Document page transcript entries:
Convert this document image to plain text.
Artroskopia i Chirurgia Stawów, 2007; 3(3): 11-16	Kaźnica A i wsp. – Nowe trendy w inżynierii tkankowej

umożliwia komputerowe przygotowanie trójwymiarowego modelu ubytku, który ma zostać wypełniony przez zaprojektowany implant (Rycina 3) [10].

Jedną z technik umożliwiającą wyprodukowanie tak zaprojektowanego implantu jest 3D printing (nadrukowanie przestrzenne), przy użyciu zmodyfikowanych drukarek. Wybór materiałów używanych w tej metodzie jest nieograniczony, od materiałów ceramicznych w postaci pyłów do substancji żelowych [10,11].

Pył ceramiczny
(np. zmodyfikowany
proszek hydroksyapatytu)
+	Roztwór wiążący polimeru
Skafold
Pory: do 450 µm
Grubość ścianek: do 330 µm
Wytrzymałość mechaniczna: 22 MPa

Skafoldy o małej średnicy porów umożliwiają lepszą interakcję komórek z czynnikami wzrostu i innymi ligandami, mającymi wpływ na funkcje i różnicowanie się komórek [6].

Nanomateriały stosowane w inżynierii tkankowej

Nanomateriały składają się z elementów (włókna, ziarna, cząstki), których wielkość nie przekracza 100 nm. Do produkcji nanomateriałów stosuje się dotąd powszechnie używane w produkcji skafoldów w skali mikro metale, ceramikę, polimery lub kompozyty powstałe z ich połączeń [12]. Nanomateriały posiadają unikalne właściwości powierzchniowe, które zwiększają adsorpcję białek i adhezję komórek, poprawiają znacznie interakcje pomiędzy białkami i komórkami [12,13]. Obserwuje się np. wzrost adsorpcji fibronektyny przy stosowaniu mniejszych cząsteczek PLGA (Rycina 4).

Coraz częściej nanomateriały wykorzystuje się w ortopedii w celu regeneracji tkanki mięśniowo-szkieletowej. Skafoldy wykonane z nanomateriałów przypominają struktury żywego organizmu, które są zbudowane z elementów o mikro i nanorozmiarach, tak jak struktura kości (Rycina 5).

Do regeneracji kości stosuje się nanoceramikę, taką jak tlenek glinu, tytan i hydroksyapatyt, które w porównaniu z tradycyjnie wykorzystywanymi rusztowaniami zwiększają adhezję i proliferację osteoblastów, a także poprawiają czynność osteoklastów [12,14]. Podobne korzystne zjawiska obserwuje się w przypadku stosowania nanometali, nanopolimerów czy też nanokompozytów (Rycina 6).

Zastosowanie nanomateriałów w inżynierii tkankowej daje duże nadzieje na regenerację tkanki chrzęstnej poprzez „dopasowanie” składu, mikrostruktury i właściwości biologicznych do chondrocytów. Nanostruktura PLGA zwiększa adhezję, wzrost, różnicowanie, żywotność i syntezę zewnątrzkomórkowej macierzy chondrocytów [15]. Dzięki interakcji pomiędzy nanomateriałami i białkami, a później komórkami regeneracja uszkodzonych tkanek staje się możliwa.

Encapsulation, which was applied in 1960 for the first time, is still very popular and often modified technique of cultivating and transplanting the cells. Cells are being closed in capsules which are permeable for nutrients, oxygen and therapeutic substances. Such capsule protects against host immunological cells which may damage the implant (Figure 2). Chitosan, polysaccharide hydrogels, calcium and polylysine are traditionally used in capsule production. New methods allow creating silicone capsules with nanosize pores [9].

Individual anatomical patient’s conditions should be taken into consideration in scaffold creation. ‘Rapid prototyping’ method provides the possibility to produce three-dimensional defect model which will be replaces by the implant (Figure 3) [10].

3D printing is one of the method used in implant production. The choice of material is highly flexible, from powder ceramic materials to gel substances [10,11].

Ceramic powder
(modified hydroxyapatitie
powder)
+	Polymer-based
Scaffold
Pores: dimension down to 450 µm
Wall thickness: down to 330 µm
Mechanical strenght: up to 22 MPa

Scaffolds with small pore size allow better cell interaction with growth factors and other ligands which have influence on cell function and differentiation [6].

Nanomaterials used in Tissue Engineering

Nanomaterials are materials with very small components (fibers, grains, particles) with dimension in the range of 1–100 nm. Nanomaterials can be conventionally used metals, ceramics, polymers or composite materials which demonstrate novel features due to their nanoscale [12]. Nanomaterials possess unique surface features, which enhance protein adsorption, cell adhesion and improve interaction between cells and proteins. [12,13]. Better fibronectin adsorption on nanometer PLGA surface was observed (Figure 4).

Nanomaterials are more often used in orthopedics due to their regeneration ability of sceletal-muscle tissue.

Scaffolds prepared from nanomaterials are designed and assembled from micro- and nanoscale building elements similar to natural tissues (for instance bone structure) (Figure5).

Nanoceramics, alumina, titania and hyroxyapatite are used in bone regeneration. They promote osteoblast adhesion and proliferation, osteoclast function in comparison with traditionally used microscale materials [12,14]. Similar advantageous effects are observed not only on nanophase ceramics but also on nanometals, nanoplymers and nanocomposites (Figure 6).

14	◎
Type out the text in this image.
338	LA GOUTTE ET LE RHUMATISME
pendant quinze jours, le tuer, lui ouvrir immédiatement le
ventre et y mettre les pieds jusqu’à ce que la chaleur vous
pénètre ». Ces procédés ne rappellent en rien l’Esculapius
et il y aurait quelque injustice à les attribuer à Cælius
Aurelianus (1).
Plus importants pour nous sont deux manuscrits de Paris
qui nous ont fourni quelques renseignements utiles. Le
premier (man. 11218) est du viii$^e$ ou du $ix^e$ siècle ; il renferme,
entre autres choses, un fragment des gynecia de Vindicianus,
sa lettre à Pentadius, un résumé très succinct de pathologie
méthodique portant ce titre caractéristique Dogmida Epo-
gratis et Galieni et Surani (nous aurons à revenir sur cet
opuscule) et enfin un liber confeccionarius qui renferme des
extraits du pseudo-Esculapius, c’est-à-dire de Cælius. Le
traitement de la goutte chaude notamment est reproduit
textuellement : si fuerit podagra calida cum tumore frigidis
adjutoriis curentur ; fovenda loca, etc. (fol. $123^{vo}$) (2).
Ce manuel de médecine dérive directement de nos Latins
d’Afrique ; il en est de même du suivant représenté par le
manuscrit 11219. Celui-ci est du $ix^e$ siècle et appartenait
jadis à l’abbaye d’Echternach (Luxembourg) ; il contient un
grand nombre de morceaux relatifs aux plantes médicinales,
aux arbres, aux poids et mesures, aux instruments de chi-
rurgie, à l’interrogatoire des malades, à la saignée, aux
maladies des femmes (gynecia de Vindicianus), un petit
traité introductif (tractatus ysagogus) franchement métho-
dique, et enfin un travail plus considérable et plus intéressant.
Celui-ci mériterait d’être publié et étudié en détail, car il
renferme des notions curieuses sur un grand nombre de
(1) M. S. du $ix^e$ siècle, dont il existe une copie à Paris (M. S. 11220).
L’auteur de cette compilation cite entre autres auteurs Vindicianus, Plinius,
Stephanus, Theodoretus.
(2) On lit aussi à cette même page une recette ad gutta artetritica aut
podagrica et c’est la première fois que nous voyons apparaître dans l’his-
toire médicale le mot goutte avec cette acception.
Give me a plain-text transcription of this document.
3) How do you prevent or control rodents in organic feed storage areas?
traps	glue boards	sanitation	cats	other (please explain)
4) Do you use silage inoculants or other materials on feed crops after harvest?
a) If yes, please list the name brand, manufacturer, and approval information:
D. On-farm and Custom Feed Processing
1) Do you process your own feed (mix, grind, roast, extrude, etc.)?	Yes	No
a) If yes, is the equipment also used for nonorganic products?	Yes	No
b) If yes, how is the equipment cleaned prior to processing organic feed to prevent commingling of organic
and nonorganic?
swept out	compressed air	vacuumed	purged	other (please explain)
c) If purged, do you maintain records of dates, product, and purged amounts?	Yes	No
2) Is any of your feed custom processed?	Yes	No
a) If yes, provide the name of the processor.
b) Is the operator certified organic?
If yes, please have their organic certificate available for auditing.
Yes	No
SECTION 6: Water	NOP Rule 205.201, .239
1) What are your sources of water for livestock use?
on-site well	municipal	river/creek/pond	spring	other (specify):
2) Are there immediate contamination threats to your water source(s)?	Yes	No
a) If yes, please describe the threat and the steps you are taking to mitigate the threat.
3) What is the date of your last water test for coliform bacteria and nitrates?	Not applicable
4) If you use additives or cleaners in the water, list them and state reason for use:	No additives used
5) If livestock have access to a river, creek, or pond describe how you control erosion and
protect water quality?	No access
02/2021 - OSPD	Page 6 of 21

#### Exercise description:
The answer should be a single number giving how many lines in the records hold the word "stosuje".

#### Response to the task:
2